WRITTEN REQUEST -> Lines containing the word "JSON" are to be counted; state their number and nothing further.

MATERIAL SHOWN ->
···

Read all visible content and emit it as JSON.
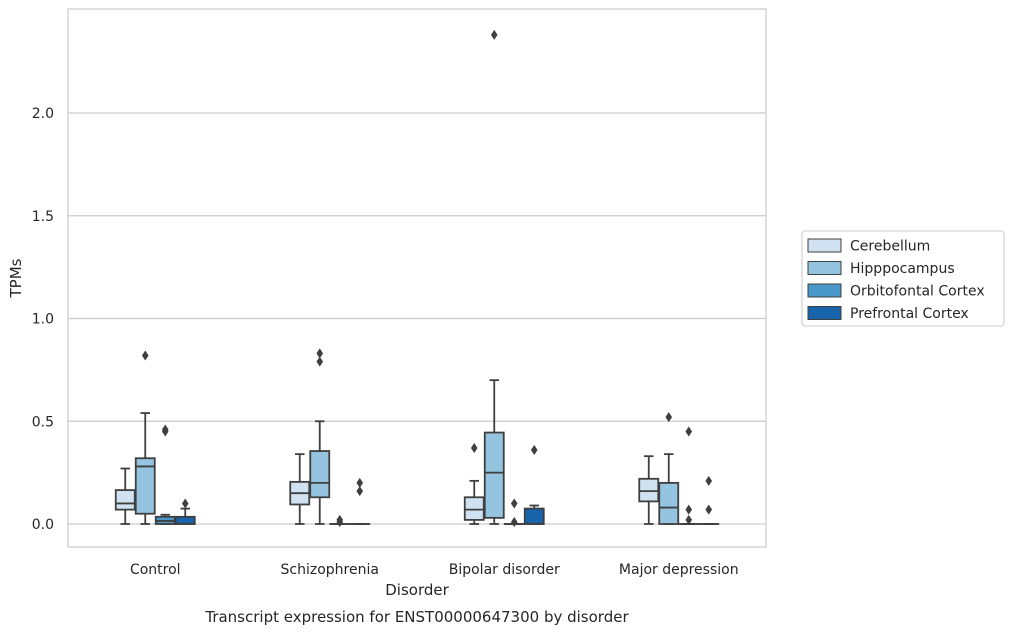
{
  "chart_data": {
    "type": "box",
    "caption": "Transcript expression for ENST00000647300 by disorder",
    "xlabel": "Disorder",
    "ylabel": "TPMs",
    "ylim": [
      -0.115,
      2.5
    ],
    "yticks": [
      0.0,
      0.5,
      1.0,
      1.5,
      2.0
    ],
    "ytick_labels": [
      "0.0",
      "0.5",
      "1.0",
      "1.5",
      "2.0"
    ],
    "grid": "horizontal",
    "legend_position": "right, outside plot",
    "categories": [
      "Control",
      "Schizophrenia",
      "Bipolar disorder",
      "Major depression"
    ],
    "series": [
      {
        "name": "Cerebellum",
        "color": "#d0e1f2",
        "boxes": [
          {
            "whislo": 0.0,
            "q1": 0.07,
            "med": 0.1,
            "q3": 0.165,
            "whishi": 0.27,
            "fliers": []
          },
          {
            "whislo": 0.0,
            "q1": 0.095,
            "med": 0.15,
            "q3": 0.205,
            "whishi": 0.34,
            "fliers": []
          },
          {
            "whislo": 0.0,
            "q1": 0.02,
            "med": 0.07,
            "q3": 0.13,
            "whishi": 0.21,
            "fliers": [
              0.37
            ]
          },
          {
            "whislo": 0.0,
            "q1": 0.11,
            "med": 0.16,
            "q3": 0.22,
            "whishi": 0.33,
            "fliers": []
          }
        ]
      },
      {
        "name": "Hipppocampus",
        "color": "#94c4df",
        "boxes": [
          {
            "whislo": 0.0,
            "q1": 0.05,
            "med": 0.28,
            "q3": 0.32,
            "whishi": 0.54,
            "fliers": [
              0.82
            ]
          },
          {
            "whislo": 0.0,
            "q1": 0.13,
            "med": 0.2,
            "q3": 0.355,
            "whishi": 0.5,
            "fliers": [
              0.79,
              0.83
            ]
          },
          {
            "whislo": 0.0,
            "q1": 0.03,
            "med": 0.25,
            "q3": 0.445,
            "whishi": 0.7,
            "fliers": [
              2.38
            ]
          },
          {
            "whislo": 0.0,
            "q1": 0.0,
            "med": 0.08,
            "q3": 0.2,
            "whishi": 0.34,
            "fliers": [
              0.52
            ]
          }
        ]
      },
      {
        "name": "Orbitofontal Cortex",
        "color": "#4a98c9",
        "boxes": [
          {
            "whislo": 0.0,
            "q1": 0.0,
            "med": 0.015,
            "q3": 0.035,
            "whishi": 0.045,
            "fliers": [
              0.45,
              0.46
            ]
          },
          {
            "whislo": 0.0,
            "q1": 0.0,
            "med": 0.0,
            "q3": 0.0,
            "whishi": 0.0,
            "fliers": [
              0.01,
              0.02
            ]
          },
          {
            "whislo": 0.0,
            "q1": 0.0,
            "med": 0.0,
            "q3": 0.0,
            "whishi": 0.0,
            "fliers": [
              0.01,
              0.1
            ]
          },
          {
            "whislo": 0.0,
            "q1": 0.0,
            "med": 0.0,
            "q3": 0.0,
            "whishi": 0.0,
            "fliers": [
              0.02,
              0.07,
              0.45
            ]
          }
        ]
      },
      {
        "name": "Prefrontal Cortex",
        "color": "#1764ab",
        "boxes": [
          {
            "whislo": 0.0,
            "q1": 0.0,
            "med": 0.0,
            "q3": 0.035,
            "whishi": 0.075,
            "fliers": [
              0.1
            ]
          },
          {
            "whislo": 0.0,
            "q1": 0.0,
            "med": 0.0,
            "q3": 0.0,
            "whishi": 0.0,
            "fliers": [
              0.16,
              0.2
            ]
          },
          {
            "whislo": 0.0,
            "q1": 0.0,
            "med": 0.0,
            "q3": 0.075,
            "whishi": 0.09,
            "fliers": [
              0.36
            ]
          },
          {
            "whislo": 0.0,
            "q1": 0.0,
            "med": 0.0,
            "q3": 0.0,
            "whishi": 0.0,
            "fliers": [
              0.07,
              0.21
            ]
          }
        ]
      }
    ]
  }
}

···

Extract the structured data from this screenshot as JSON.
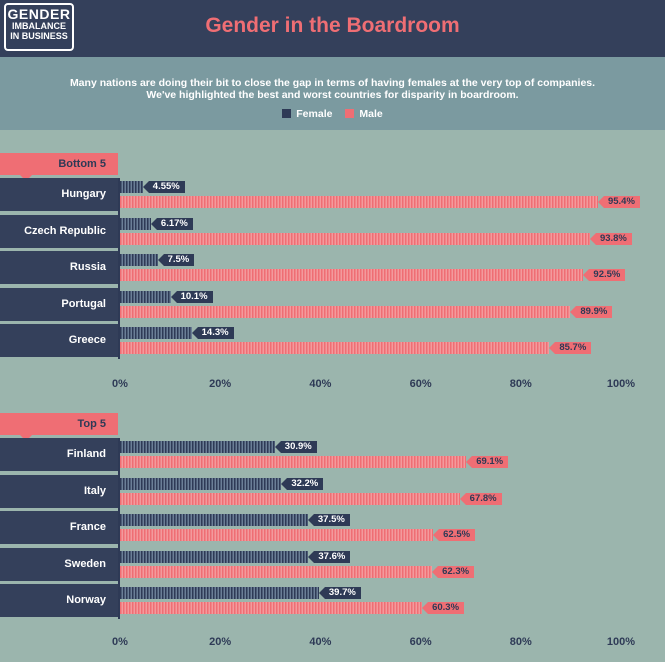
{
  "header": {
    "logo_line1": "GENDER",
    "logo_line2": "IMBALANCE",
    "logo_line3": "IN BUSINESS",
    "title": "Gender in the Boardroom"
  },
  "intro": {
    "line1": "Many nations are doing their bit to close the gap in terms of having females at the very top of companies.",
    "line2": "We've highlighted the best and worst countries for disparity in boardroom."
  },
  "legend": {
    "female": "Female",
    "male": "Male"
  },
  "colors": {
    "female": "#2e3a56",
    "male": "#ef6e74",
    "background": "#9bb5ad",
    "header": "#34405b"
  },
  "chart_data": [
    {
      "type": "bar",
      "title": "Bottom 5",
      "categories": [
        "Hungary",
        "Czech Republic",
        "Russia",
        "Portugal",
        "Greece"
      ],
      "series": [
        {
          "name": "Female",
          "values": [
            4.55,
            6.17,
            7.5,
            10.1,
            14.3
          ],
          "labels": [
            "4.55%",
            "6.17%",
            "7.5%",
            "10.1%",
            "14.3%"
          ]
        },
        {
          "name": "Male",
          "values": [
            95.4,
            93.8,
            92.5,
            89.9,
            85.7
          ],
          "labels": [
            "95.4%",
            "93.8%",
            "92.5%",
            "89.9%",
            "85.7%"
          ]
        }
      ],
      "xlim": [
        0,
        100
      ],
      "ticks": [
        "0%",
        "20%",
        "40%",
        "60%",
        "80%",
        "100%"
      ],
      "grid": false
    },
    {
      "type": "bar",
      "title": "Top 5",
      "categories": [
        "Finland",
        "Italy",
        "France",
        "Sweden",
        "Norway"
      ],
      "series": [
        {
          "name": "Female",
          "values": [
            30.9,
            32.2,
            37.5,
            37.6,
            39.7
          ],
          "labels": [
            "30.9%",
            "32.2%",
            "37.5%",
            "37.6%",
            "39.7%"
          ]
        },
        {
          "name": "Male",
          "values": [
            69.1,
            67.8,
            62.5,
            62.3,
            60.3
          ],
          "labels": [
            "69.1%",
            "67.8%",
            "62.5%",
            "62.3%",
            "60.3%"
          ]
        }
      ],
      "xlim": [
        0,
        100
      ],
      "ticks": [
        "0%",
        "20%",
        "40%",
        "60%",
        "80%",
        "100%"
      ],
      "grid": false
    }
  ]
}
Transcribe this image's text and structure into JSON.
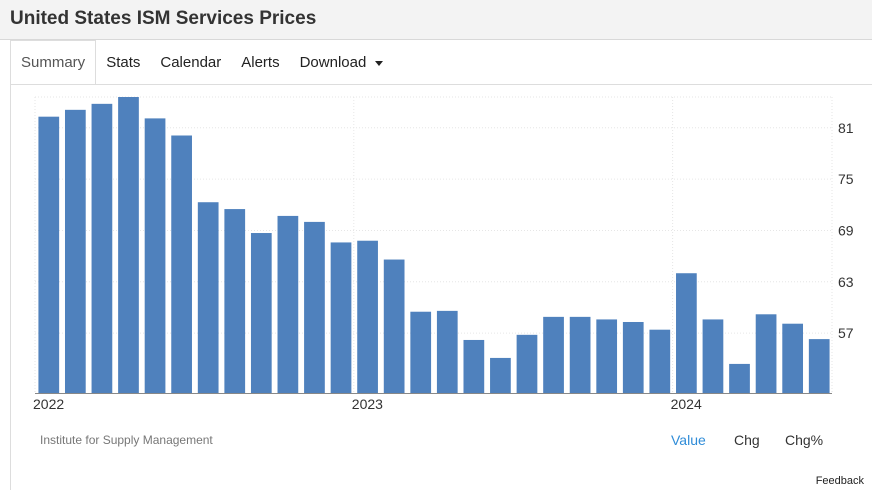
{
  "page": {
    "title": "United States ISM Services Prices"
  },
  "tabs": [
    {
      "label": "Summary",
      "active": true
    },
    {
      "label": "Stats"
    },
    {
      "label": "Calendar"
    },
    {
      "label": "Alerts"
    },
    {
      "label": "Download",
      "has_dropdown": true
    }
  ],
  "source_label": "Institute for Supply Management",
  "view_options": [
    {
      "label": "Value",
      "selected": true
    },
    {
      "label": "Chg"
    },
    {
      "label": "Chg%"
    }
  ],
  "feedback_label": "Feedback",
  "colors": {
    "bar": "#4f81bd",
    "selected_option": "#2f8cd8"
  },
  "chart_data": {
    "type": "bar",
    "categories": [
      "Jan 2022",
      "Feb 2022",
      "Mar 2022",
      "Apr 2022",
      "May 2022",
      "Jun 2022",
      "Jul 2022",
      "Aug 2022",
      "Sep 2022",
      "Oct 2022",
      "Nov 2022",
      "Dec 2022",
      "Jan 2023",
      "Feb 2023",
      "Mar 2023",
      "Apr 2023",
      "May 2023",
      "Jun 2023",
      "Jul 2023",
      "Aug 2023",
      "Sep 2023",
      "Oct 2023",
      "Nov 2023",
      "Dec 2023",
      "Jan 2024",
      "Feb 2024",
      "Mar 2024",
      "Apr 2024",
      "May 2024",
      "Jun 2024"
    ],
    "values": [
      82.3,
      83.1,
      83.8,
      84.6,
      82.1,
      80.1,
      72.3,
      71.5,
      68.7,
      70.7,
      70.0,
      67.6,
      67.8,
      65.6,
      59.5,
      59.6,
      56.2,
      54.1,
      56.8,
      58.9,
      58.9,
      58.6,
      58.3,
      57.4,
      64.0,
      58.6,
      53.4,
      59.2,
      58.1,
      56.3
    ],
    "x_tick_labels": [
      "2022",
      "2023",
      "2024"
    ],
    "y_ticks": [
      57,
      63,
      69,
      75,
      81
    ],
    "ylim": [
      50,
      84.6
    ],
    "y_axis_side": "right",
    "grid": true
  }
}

···

FULL ANSWER -> 3